● **Exercise**
Leave out the pictures and copy every record exactly.

..............................

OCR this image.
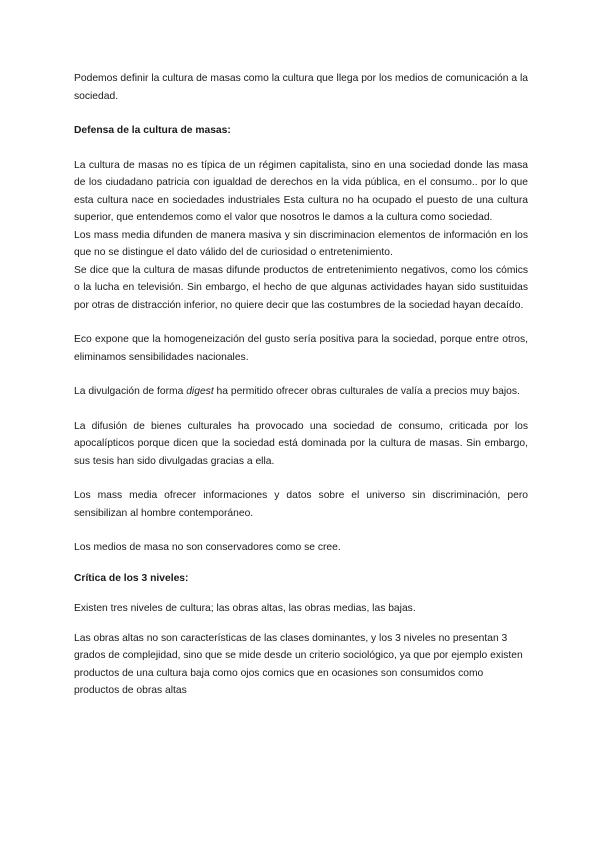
Podemos definir la cultura de masas como la cultura que llega por los medios de comunicación a la sociedad.

Defensa de la cultura de masas:

La cultura de masas no es típica de un régimen capitalista, sino en una sociedad donde las masa de los ciudadano patricia con igualdad de derechos en la vida pública, en el consumo.. por lo que esta cultura nace en sociedades industriales Esta cultura no ha ocupado el puesto de una cultura superior, que entendemos como el valor que nosotros le damos a la cultura como sociedad.

Los mass media difunden de manera masiva y sin discriminacion elementos de información en los que no se distingue el dato válido del de curiosidad o entretenimiento.

Se dice que la cultura de masas difunde productos de entretenimiento negativos, como los cómics o la lucha en televisión. Sin embargo, el hecho de que algunas actividades hayan sido sustituidas por otras de distracción inferior, no quiere decir que las costumbres de la sociedad hayan decaído.

Eco expone que la homogeneización del gusto sería positiva para la sociedad, porque entre otros, eliminamos sensibilidades nacionales.

La divulgación de forma digest ha permitido ofrecer obras culturales de valía a precios muy bajos.

La difusión de bienes culturales ha provocado una sociedad de consumo, criticada por los apocalípticos porque dicen que la sociedad está dominada por la cultura de masas. Sin embargo, sus tesis han sido divulgadas gracias a ella.

Los mass media ofrecer informaciones y datos sobre el universo sin discriminación, pero sensibilizan al hombre contemporáneo.

Los medios de masa no son conservadores como se cree.

Crítica de los 3 niveles:

Existen tres niveles de cultura; las obras altas, las obras medias, las bajas.

Las obras altas no son características de las clases dominantes, y los 3 niveles no presentan 3 grados de complejidad, sino que se mide desde un criterio sociológico, ya que por ejemplo existen productos de una cultura baja como ojos comics que en ocasiones son consumidos como productos de obras altas
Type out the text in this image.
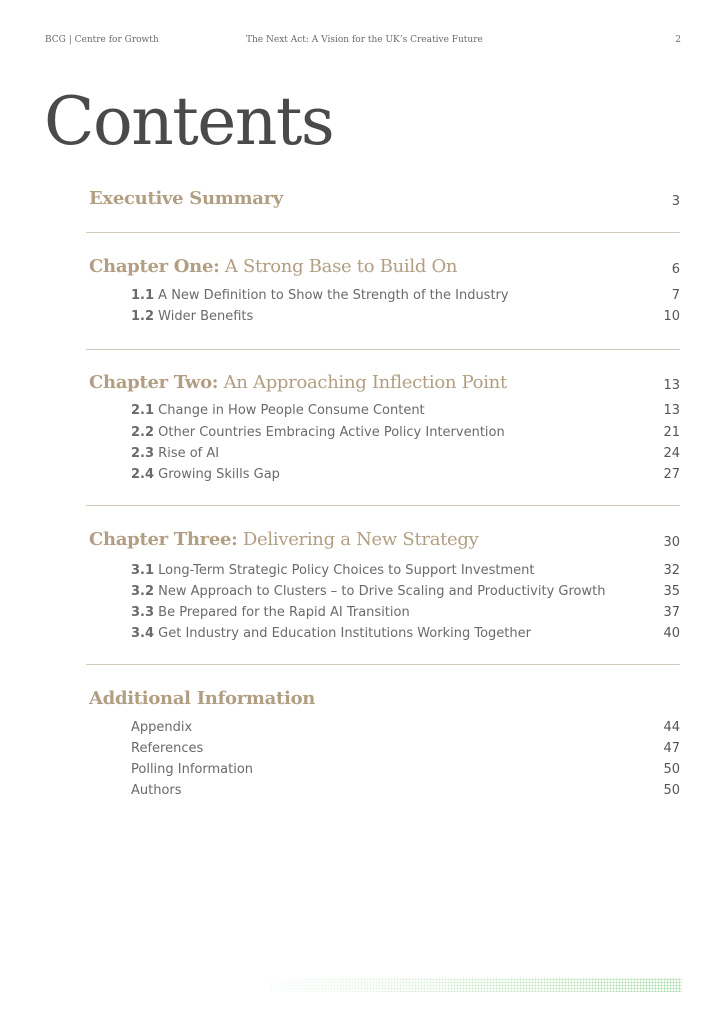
BCG | Centre for Growth	The Next Act: A Vision for the UK’s Creative Future	2
Contents
Executive Summary	3
Chapter One: A Strong Base to Build On	6
1.1 A New Definition to Show the Strength of the Industry	7
1.2 Wider Benefits	10
Chapter Two: An Approaching Inflection Point	13
2.1 Change in How People Consume Content	13
2.2 Other Countries Embracing Active Policy Intervention	21
2.3 Rise of AI	24
2.4 Growing Skills Gap	27
Chapter Three: Delivering a New Strategy	30
3.1 Long-Term Strategic Policy Choices to Support Investment	32
3.2 New Approach to Clusters – to Drive Scaling and Productivity Growth	35
3.3 Be Prepared for the Rapid AI Transition	37
3.4 Get Industry and Education Institutions Working Together	40
Additional Information
Appendix	44
References	47
Polling Information	50
Authors	50
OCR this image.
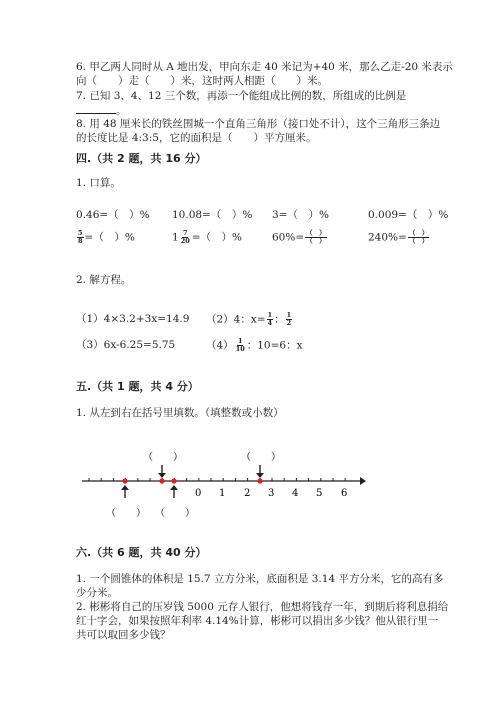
6. 甲乙两人同时从 A 地出发，甲向东走 40 米记为+40 米，那么乙走-20 米表示
向（　　）走（　　）米，这时两人相距（　　）米。
7. 已知 3、4、12 三个数，再添一个能组成比例的数，所组成的比例是
。
8. 用 48 厘米长的铁丝围城一个直角三角形（接口处不计），这个三角形三条边
的长度比是 4:3:5，它的面积是（　　）平方厘米。
四.（共 2 题，共 16 分）
1. 口算。
0.46=（　）% 10.08=（　）% 3=（　）%	0.009=（　）%
$\frac{5}{8}$ =（　）%	$1 \frac{7}{20}$ =（　）%	$60\%= \frac{( )}{( )}$	$240\%= \frac{( )}{( )}$
2. 解方程。
（1）4×3.2+3x=14.9 （2）4：$x= \frac{1}{4}$ ： $\frac{1}{2}$
（3）6x-6.25=5.75	$(4) \frac{1}{10}$ ：10=6：x
五.（共 1 题，共 4 分）
1. 从左到右在括号里填数。（填整数或小数）
（　　）	（　　）
0 1 2 3 4 5 6
（　　） （　　）
六.（共 6 题，共 40 分）
1. 一个圆锥体的体积是 15.7 立方分米，底面积是 3.14 平方分米，它的高有多
少分米。
2. 彬彬将自己的压岁钱 5000 元存人银行，他想将钱存一年，到期后将利息捐给
红十字会，如果按照年利率 4.14%计算，彬彬可以捐出多少钱？他从银行里一
共可以取回多少钱？
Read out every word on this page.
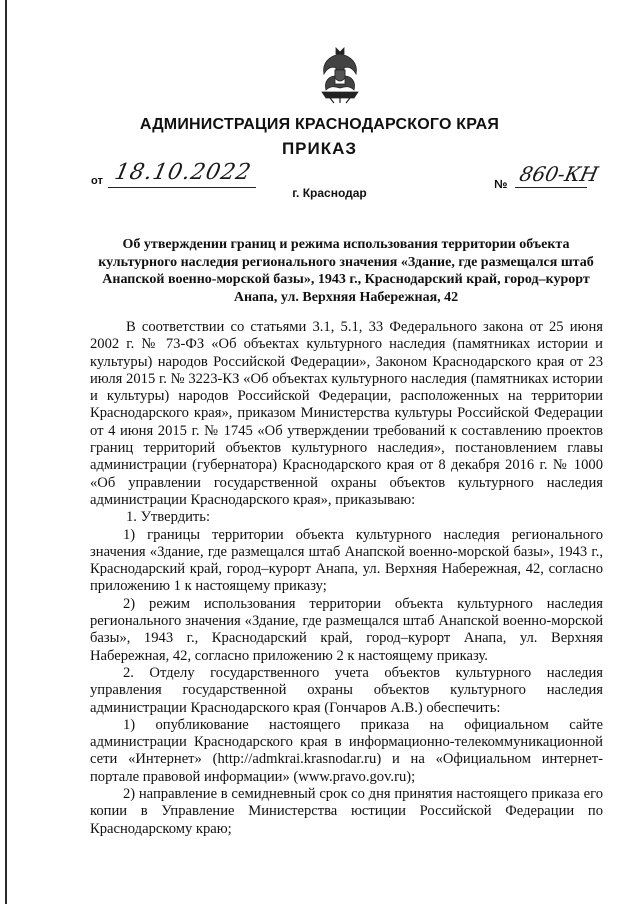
АДМИНИСТРАЦИЯ КРАСНОДАРСКОГО КРАЯ
ПРИКАЗ
от 18.10.2022
г. Краснодар
№ 860-КН
Об утверждении границ и режима использования территории объекта культурного наследия регионального значения «Здание, где размещался штаб Анапской военно-морской базы», 1943 г., Краснодарский край, город–курорт Анапа, ул. Верхняя Набережная, 42

В соответствии со статьями 3.1, 5.1, 33 Федерального закона от 25 июня 2002 г. № 73-ФЗ «Об объектах культурного наследия (памятниках истории и культуры) народов Российской Федерации», Законом Краснодарского края от 23 июля 2015 г. № 3223-КЗ «Об объектах культурного наследия (памятниках истории и культуры) народов Российской Федерации, расположенных на территории Краснодарского края», приказом Министерства культуры Российской Федерации от 4 июня 2015 г. № 1745 «Об утверждении требований к составлению проектов границ территорий объектов культурного наследия», постановлением главы администрации (губернатора) Краснодарского края от 8 декабря 2016 г. № 1000 «Об управлении государственной охраны объектов культурного наследия администрации Краснодарского края», приказываю:

1. Утвердить:

1) границы территории объекта культурного наследия регионального значения «Здание, где размещался штаб Анапской военно-морской базы», 1943 г., Краснодарский край, город–курорт Анапа, ул. Верхняя Набережная, 42, согласно приложению 1 к настоящему приказу;

2) режим использования территории объекта культурного наследия регионального значения «Здание, где размещался штаб Анапской военно-морской базы», 1943 г., Краснодарский край, город–курорт Анапа, ул. Верхняя Набережная, 42, согласно приложению 2 к настоящему приказу.

2. Отделу государственного учета объектов культурного наследия управления государственной охраны объектов культурного наследия администрации Краснодарского края (Гончаров А.В.) обеспечить:

1) опубликование настоящего приказа на официальном сайте администрации Краснодарского края в информационно-телекоммуникационной сети «Интернет» (http://admkrai.krasnodar.ru) и на «Официальном интернет-портале правовой информации» (www.pravo.gov.ru);

2) направление в семидневный срок со дня принятия настоящего приказа его копии в Управление Министерства юстиции Российской Федерации по Краснодарскому краю;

..............................

● **Correct result**
OCR this image.
Podemos definir la cultura de masas como la cultura que llega por los medios de comunicación a la sociedad.

Defensa de la cultura de masas:

La cultura de masas no es típica de un régimen capitalista, sino en una sociedad donde las masa de los ciudadano patricia con igualdad de derechos en la vida pública, en el consumo.. por lo que esta cultura nace en sociedades industriales Esta cultura no ha ocupado el puesto de una cultura superior, que entendemos como el valor que nosotros le damos a la cultura como sociedad.

Los mass media difunden de manera masiva y sin discriminacion elementos de información en los que no se distingue el dato válido del de curiosidad o entretenimiento.

Se dice que la cultura de masas difunde productos de entretenimiento negativos, como los cómics o la lucha en televisión. Sin embargo, el hecho de que algunas actividades hayan sido sustituidas por otras de distracción inferior, no quiere decir que las costumbres de la sociedad hayan decaído.

Eco expone que la homogeneización del gusto sería positiva para la sociedad, porque entre otros, eliminamos sensibilidades nacionales.

La divulgación de forma digest ha permitido ofrecer obras culturales de valía a precios muy bajos.

La difusión de bienes culturales ha provocado una sociedad de consumo, criticada por los apocalípticos porque dicen que la sociedad está dominada por la cultura de masas. Sin embargo, sus tesis han sido divulgadas gracias a ella.

Los mass media ofrecer informaciones y datos sobre el universo sin discriminación, pero sensibilizan al hombre contemporáneo.

Los medios de masa no son conservadores como se cree.

Crítica de los 3 niveles:

Existen tres niveles de cultura; las obras altas, las obras medias, las bajas.

Las obras altas no son características de las clases dominantes, y los 3 niveles no presentan 3 grados de complejidad, sino que se mide desde un criterio sociológico, ya que por ejemplo existen productos de una cultura baja como ojos comics que en ocasiones son consumidos como productos de obras altas
Type out the text in this image.
BCG | Centre for Growth	The Next Act: A Vision for the UK’s Creative Future	2
Contents
Executive Summary	3
Chapter One: A Strong Base to Build On	6
1.1 A New Definition to Show the Strength of the Industry	7
1.2 Wider Benefits	10
Chapter Two: An Approaching Inflection Point	13
2.1 Change in How People Consume Content	13
2.2 Other Countries Embracing Active Policy Intervention	21
2.3 Rise of AI	24
2.4 Growing Skills Gap	27
Chapter Three: Delivering a New Strategy	30
3.1 Long-Term Strategic Policy Choices to Support Investment	32
3.2 New Approach to Clusters – to Drive Scaling and Productivity Growth	35
3.3 Be Prepared for the Rapid AI Transition	37
3.4 Get Industry and Education Institutions Working Together	40
Additional Information
Appendix	44
References	47
Polling Information	50
Authors	50
OCR this image.
6. 甲乙两人同时从 A 地出发，甲向东走 40 米记为+40 米，那么乙走-20 米表示
向（　　）走（　　）米，这时两人相距（　　）米。
7. 已知 3、4、12 三个数，再添一个能组成比例的数，所组成的比例是
。
8. 用 48 厘米长的铁丝围城一个直角三角形（接口处不计），这个三角形三条边
的长度比是 4:3:5，它的面积是（　　）平方厘米。
四.（共 2 题，共 16 分）
1. 口算。
0.46=（　）% 10.08=（　）% 3=（　）%	0.009=（　）%
$\frac{5}{8}$ =（　）%	$1 \frac{7}{20}$ =（　）%	$60\%= \frac{( )}{( )}$	$240\%= \frac{( )}{( )}$
2. 解方程。
（1）4×3.2+3x=14.9 （2）4：$x= \frac{1}{4}$ ： $\frac{1}{2}$
（3）6x-6.25=5.75	$(4) \frac{1}{10}$ ：10=6：x
五.（共 1 题，共 4 分）
1. 从左到右在括号里填数。（填整数或小数）
（　　）	（　　）
0 1 2 3 4 5 6
（　　） （　　）
六.（共 6 题，共 40 分）
1. 一个圆锥体的体积是 15.7 立方分米，底面积是 3.14 平方分米，它的高有多
少分米。
2. 彬彬将自己的压岁钱 5000 元存人银行，他想将钱存一年，到期后将利息捐给
红十字会，如果按照年利率 4.14%计算，彬彬可以捐出多少钱？他从银行里一
共可以取回多少钱？
Read out every word on this page.
АДМИНИСТРАЦИЯ КРАСНОДАРСКОГО КРАЯ
ПРИКАЗ
от 18.10.2022
г. Краснодар
№ 860-КН
Об утверждении границ и режима использования территории объекта культурного наследия регионального значения «Здание, где размещался штаб Анапской военно-морской базы», 1943 г., Краснодарский край, город–курорт Анапа, ул. Верхняя Набережная, 42

В соответствии со статьями 3.1, 5.1, 33 Федерального закона от 25 июня 2002 г. № 73-ФЗ «Об объектах культурного наследия (памятниках истории и культуры) народов Российской Федерации», Законом Краснодарского края от 23 июля 2015 г. № 3223-КЗ «Об объектах культурного наследия (памятниках истории и культуры) народов Российской Федерации, расположенных на территории Краснодарского края», приказом Министерства культуры Российской Федерации от 4 июня 2015 г. № 1745 «Об утверждении требований к составлению проектов границ территорий объектов культурного наследия», постановлением главы администрации (губернатора) Краснодарского края от 8 декабря 2016 г. № 1000 «Об управлении государственной охраны объектов культурного наследия администрации Краснодарского края», приказываю:

1. Утвердить:

1) границы территории объекта культурного наследия регионального значения «Здание, где размещался штаб Анапской военно-морской базы», 1943 г., Краснодарский край, город–курорт Анапа, ул. Верхняя Набережная, 42, согласно приложению 1 к настоящему приказу;

2) режим использования территории объекта культурного наследия регионального значения «Здание, где размещался штаб Анапской военно-морской базы», 1943 г., Краснодарский край, город–курорт Анапа, ул. Верхняя Набережная, 42, согласно приложению 2 к настоящему приказу.

2. Отделу государственного учета объектов культурного наследия управления государственной охраны объектов культурного наследия администрации Краснодарского края (Гончаров А.В.) обеспечить:

1) опубликование настоящего приказа на официальном сайте администрации Краснодарского края в информационно-телекоммуникационной сети «Интернет» (http://admkrai.krasnodar.ru) и на «Официальном интернет-портале правовой информации» (www.pravo.gov.ru);

2) направление в семидневный срок со дня принятия настоящего приказа его копии в Управление Министерства юстиции Российской Федерации по Краснодарскому краю;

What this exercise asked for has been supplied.